EXERCISE DETAILS —
Go through the material below and report how many lines contain "letter". Give only the number.

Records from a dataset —
— start —

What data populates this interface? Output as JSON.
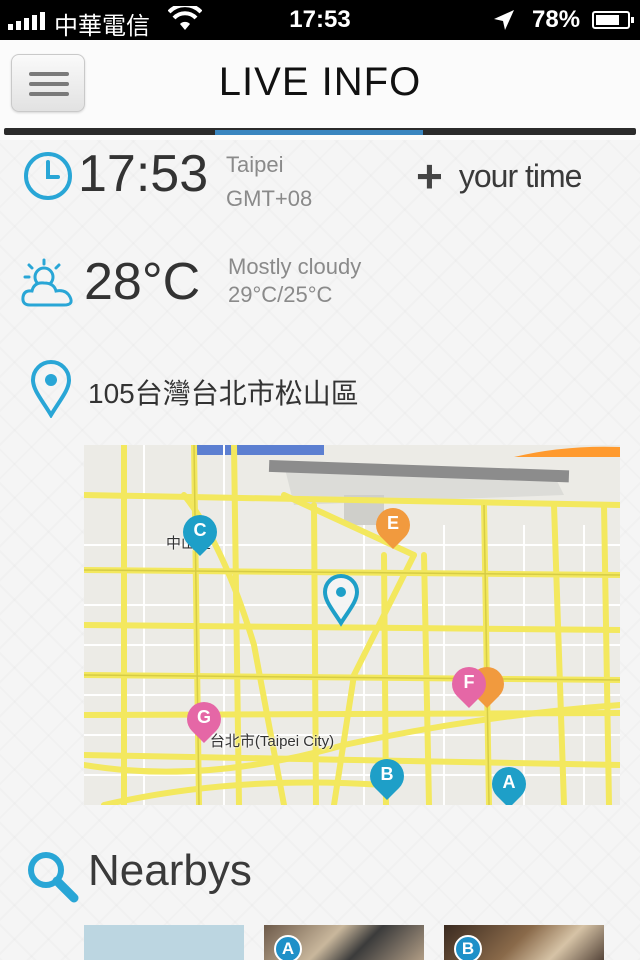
{
  "status_bar": {
    "carrier": "中華電信",
    "time": "17:53",
    "battery": "78%",
    "battery_level": 0.78
  },
  "header": {
    "title": "LIVE INFO"
  },
  "time_info": {
    "time": "17:53",
    "city": "Taipei",
    "timezone": "GMT+08",
    "add_time_label": "your time"
  },
  "weather": {
    "temperature": "28°C",
    "condition": "Mostly cloudy",
    "range": "29°C/25°C"
  },
  "location": {
    "address": "105台灣台北市松山區"
  },
  "map": {
    "labels": {
      "district_top": "中山區",
      "city": "台北市(Taipei City)"
    },
    "pins": [
      {
        "letter": "C",
        "color": "#1e9fc8"
      },
      {
        "letter": "E",
        "color": "#f19a3e"
      },
      {
        "letter": "F",
        "color": "#e567a6"
      },
      {
        "letter": "G",
        "color": "#e567a6"
      },
      {
        "letter": "B",
        "color": "#1e9fc8"
      },
      {
        "letter": "A",
        "color": "#1e9fc8"
      }
    ],
    "current_location_color": "#1e9fc8"
  },
  "nearbys": {
    "title": "Nearbys",
    "items": [
      {
        "badge": ""
      },
      {
        "badge": "A"
      },
      {
        "badge": "B"
      }
    ]
  },
  "colors": {
    "accent": "#3a86c0",
    "icon_blue": "#29a6d6"
  }
}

— end —

WRITTEN RESPONSE —
6